>> Start Records for this exercise
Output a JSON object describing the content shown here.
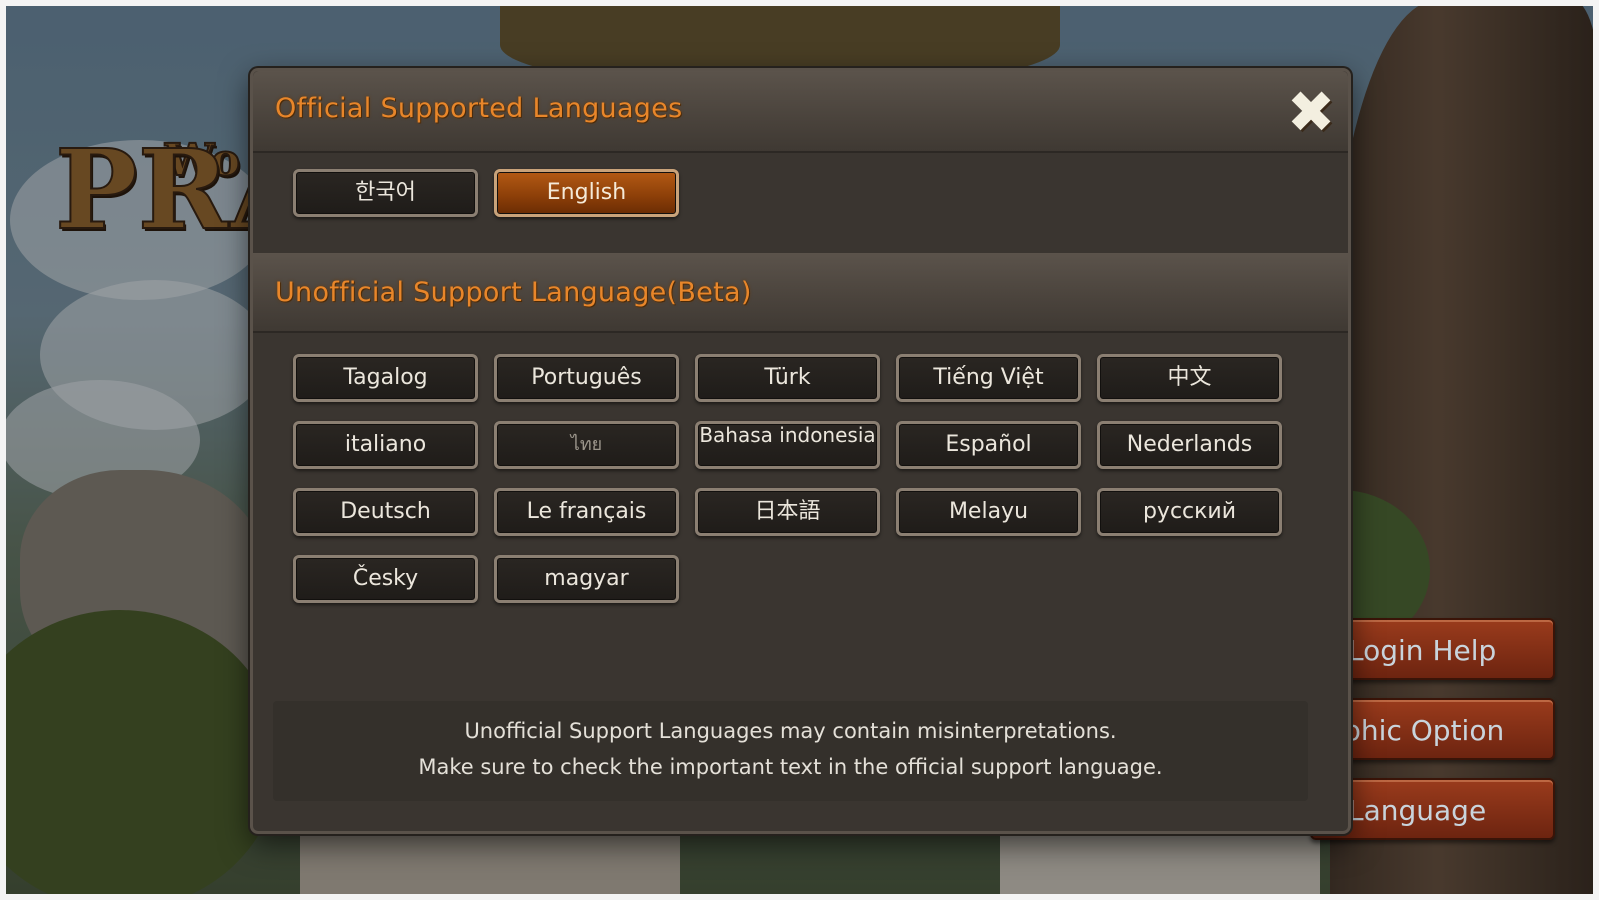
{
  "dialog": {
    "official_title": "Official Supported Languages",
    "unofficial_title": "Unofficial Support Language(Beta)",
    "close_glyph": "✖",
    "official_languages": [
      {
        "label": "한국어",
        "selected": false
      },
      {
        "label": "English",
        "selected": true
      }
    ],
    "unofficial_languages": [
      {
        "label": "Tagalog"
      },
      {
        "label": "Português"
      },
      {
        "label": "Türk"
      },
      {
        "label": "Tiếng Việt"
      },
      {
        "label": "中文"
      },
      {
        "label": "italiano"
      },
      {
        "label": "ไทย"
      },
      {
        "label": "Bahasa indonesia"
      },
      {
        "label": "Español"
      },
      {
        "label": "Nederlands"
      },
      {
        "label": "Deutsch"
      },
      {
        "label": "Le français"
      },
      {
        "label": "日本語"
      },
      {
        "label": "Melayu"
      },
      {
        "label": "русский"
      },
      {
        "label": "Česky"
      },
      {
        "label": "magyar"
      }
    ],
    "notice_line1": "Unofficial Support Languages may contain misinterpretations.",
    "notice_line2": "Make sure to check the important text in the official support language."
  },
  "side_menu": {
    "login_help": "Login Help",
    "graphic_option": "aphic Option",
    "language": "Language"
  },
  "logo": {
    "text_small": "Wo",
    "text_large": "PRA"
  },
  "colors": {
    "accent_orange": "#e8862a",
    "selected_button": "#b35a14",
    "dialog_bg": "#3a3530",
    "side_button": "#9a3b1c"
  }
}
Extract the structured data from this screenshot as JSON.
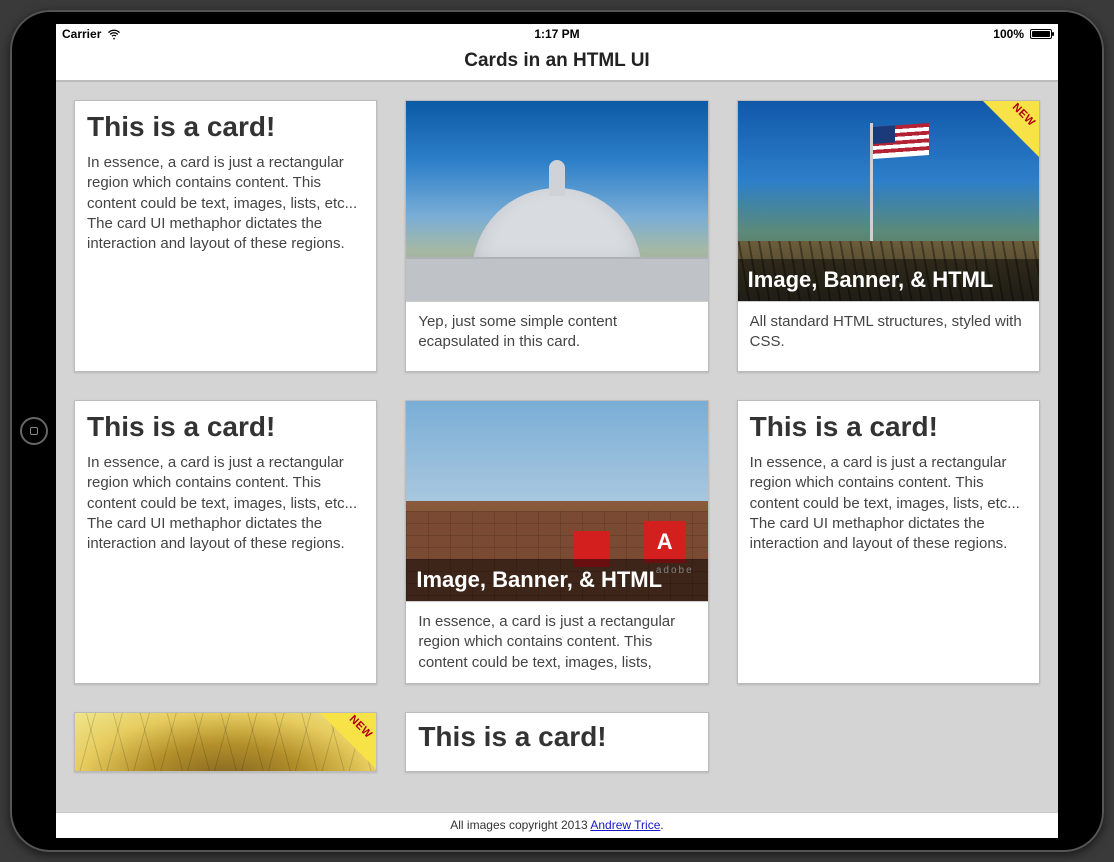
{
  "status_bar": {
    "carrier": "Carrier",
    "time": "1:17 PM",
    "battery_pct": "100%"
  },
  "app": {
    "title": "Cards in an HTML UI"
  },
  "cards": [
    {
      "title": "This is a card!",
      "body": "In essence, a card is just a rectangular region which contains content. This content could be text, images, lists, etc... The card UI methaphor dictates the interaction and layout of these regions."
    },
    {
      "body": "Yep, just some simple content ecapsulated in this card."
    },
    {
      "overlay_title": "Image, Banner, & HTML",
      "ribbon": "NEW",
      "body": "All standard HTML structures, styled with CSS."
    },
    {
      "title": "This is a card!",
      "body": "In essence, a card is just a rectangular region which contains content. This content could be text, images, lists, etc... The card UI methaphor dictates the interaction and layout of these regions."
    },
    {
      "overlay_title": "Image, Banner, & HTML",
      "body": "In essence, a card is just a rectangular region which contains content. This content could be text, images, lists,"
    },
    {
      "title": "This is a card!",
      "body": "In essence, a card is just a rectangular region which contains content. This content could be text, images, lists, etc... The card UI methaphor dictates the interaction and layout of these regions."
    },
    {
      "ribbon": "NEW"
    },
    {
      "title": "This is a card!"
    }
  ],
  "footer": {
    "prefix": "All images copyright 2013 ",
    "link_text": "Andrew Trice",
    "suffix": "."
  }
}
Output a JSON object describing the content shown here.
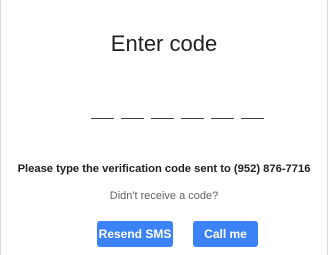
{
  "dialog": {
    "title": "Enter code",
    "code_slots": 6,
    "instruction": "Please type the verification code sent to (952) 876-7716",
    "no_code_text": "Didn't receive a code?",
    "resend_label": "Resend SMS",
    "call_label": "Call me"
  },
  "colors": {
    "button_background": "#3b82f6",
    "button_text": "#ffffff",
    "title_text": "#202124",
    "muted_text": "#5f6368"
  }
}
>> End Records for this exercise
To be done: Copy each line exactly, and leave the pictures out of your copy.

Exercise answer:
Output a JSON object describing the content shown here.
{
  "dialog": {
    "official_title": "Official Supported Languages",
    "unofficial_title": "Unofficial Support Language(Beta)",
    "close_glyph": "✖",
    "official_languages": [
      {
        "label": "한국어",
        "selected": false
      },
      {
        "label": "English",
        "selected": true
      }
    ],
    "unofficial_languages": [
      {
        "label": "Tagalog"
      },
      {
        "label": "Português"
      },
      {
        "label": "Türk"
      },
      {
        "label": "Tiếng Việt"
      },
      {
        "label": "中文"
      },
      {
        "label": "italiano"
      },
      {
        "label": "ไทย"
      },
      {
        "label": "Bahasa indonesia"
      },
      {
        "label": "Español"
      },
      {
        "label": "Nederlands"
      },
      {
        "label": "Deutsch"
      },
      {
        "label": "Le français"
      },
      {
        "label": "日本語"
      },
      {
        "label": "Melayu"
      },
      {
        "label": "русский"
      },
      {
        "label": "Česky"
      },
      {
        "label": "magyar"
      }
    ],
    "notice_line1": "Unofficial Support Languages may contain misinterpretations.",
    "notice_line2": "Make sure to check the important text in the official support language."
  },
  "side_menu": {
    "login_help": "Login Help",
    "graphic_option": "aphic Option",
    "language": "Language"
  },
  "logo": {
    "text_small": "Wo",
    "text_large": "PRA"
  },
  "colors": {
    "accent_orange": "#e8862a",
    "selected_button": "#b35a14",
    "dialog_bg": "#3a3530",
    "side_button": "#9a3b1c"
  }
}
Extract the structured data from this screenshot as JSON.
{
  "status_bar": {
    "carrier": "Carrier",
    "time": "1:17 PM",
    "battery_pct": "100%"
  },
  "app": {
    "title": "Cards in an HTML UI"
  },
  "cards": [
    {
      "title": "This is a card!",
      "body": "In essence, a card is just a rectangular region which contains content. This content could be text, images, lists, etc... The card UI methaphor dictates the interaction and layout of these regions."
    },
    {
      "body": "Yep, just some simple content ecapsulated in this card."
    },
    {
      "overlay_title": "Image, Banner, & HTML",
      "ribbon": "NEW",
      "body": "All standard HTML structures, styled with CSS."
    },
    {
      "title": "This is a card!",
      "body": "In essence, a card is just a rectangular region which contains content. This content could be text, images, lists, etc... The card UI methaphor dictates the interaction and layout of these regions."
    },
    {
      "overlay_title": "Image, Banner, & HTML",
      "body": "In essence, a card is just a rectangular region which contains content. This content could be text, images, lists,"
    },
    {
      "title": "This is a card!",
      "body": "In essence, a card is just a rectangular region which contains content. This content could be text, images, lists, etc... The card UI methaphor dictates the interaction and layout of these regions."
    },
    {
      "ribbon": "NEW"
    },
    {
      "title": "This is a card!"
    }
  ],
  "footer": {
    "prefix": "All images copyright 2013 ",
    "link_text": "Andrew Trice",
    "suffix": "."
  }
}
Output a JSON object describing the content shown here.
{
  "dialog": {
    "title": "Enter code",
    "code_slots": 6,
    "instruction": "Please type the verification code sent to (952) 876-7716",
    "no_code_text": "Didn't receive a code?",
    "resend_label": "Resend SMS",
    "call_label": "Call me"
  },
  "colors": {
    "button_background": "#3b82f6",
    "button_text": "#ffffff",
    "title_text": "#202124",
    "muted_text": "#5f6368"
  }
}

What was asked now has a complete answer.